----- Data supplied

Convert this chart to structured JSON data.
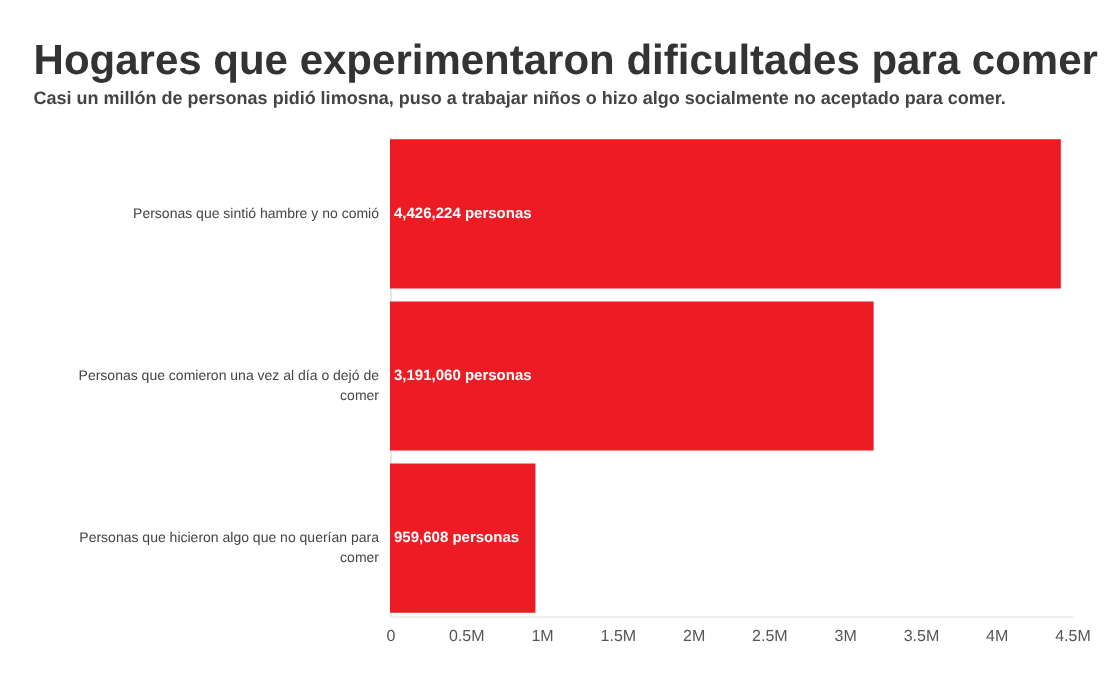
{
  "chart_data": {
    "type": "bar",
    "orientation": "horizontal",
    "title": "Hogares que experimentaron dificultades para comer",
    "subtitle": "Casi un millón de personas pidió limosna, puso a trabajar niños o hizo algo socialmente no aceptado para comer.",
    "categories": [
      "Personas que sintió hambre y no comió",
      "Personas que comieron una vez al día o dejó de comer",
      "Personas que hicieron algo que no querían para comer"
    ],
    "values": [
      4426224,
      3191060,
      959608
    ],
    "color": "#ed1c24",
    "value_labels": [
      "4,426,224 personas",
      "3,191,060 personas",
      "959,608 personas"
    ],
    "xlim": [
      0,
      4500000
    ],
    "xticks": [
      0,
      {
        "value": 500000,
        "label": "0.5M"
      },
      {
        "value": 1000000,
        "label": "1M"
      },
      {
        "value": 1500000,
        "label": "1.5M"
      },
      {
        "value": 2000000,
        "label": "2M"
      },
      {
        "value": 2500000,
        "label": "2.5M"
      },
      {
        "value": 3000000,
        "label": "3M"
      },
      {
        "value": 3500000,
        "label": "3.5M"
      },
      {
        "value": 4000000,
        "label": "4M"
      },
      {
        "value": 4500000,
        "label": "4.5M"
      }
    ],
    "grid": false
  }
}
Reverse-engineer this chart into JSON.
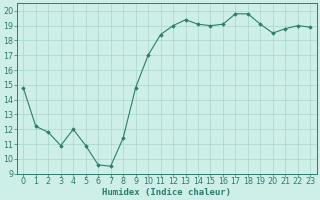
{
  "x": [
    0,
    1,
    2,
    3,
    4,
    5,
    6,
    7,
    8,
    9,
    10,
    11,
    12,
    13,
    14,
    15,
    16,
    17,
    18,
    19,
    20,
    21,
    22,
    23
  ],
  "y": [
    14.8,
    12.2,
    11.8,
    10.9,
    12.0,
    10.9,
    9.6,
    9.5,
    11.4,
    14.8,
    17.0,
    18.4,
    19.0,
    19.4,
    19.1,
    19.0,
    19.1,
    19.8,
    19.8,
    19.1,
    18.5,
    18.8,
    19.0,
    18.9
  ],
  "xlabel": "Humidex (Indice chaleur)",
  "xlim": [
    -0.5,
    23.5
  ],
  "ylim": [
    9,
    20.5
  ],
  "yticks": [
    9,
    10,
    11,
    12,
    13,
    14,
    15,
    16,
    17,
    18,
    19,
    20
  ],
  "xticks": [
    0,
    1,
    2,
    3,
    4,
    5,
    6,
    7,
    8,
    9,
    10,
    11,
    12,
    13,
    14,
    15,
    16,
    17,
    18,
    19,
    20,
    21,
    22,
    23
  ],
  "line_color": "#2d7d6e",
  "marker": "D",
  "marker_size": 1.8,
  "bg_color": "#ceeee8",
  "grid_color": "#aad4cc",
  "axis_color": "#2d7d6e",
  "tick_color": "#2d7d6e",
  "label_fontsize": 6.5,
  "tick_fontsize": 5.8
}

----------

> _Short task_: Go through the listing above and write it out again exactly, dropping the pictures.

> _Exercise response_:
Convert this chart to structured JSON data.
{
  "chart_data": {
    "type": "bar",
    "orientation": "horizontal",
    "title": "Hogares que experimentaron dificultades para comer",
    "subtitle": "Casi un millón de personas pidió limosna, puso a trabajar niños o hizo algo socialmente no aceptado para comer.",
    "categories": [
      "Personas que sintió hambre y no comió",
      "Personas que comieron una vez al día o dejó de comer",
      "Personas que hicieron algo que no querían para comer"
    ],
    "values": [
      4426224,
      3191060,
      959608
    ],
    "color": "#ed1c24",
    "value_labels": [
      "4,426,224 personas",
      "3,191,060 personas",
      "959,608 personas"
    ],
    "xlim": [
      0,
      4500000
    ],
    "xticks": [
      0,
      {
        "value": 500000,
        "label": "0.5M"
      },
      {
        "value": 1000000,
        "label": "1M"
      },
      {
        "value": 1500000,
        "label": "1.5M"
      },
      {
        "value": 2000000,
        "label": "2M"
      },
      {
        "value": 2500000,
        "label": "2.5M"
      },
      {
        "value": 3000000,
        "label": "3M"
      },
      {
        "value": 3500000,
        "label": "3.5M"
      },
      {
        "value": 4000000,
        "label": "4M"
      },
      {
        "value": 4500000,
        "label": "4.5M"
      }
    ],
    "grid": false
  }
}
Reverse-engineer this chart into JSON.
{
  "x": [
    0,
    1,
    2,
    3,
    4,
    5,
    6,
    7,
    8,
    9,
    10,
    11,
    12,
    13,
    14,
    15,
    16,
    17,
    18,
    19,
    20,
    21,
    22,
    23
  ],
  "y": [
    14.8,
    12.2,
    11.8,
    10.9,
    12.0,
    10.9,
    9.6,
    9.5,
    11.4,
    14.8,
    17.0,
    18.4,
    19.0,
    19.4,
    19.1,
    19.0,
    19.1,
    19.8,
    19.8,
    19.1,
    18.5,
    18.8,
    19.0,
    18.9
  ],
  "xlabel": "Humidex (Indice chaleur)",
  "xlim": [
    -0.5,
    23.5
  ],
  "ylim": [
    9,
    20.5
  ],
  "yticks": [
    9,
    10,
    11,
    12,
    13,
    14,
    15,
    16,
    17,
    18,
    19,
    20
  ],
  "xticks": [
    0,
    1,
    2,
    3,
    4,
    5,
    6,
    7,
    8,
    9,
    10,
    11,
    12,
    13,
    14,
    15,
    16,
    17,
    18,
    19,
    20,
    21,
    22,
    23
  ],
  "line_color": "#2d7d6e",
  "marker": "D",
  "marker_size": 1.8,
  "bg_color": "#ceeee8",
  "grid_color": "#aad4cc",
  "axis_color": "#2d7d6e",
  "tick_color": "#2d7d6e",
  "label_fontsize": 6.5,
  "tick_fontsize": 5.8
}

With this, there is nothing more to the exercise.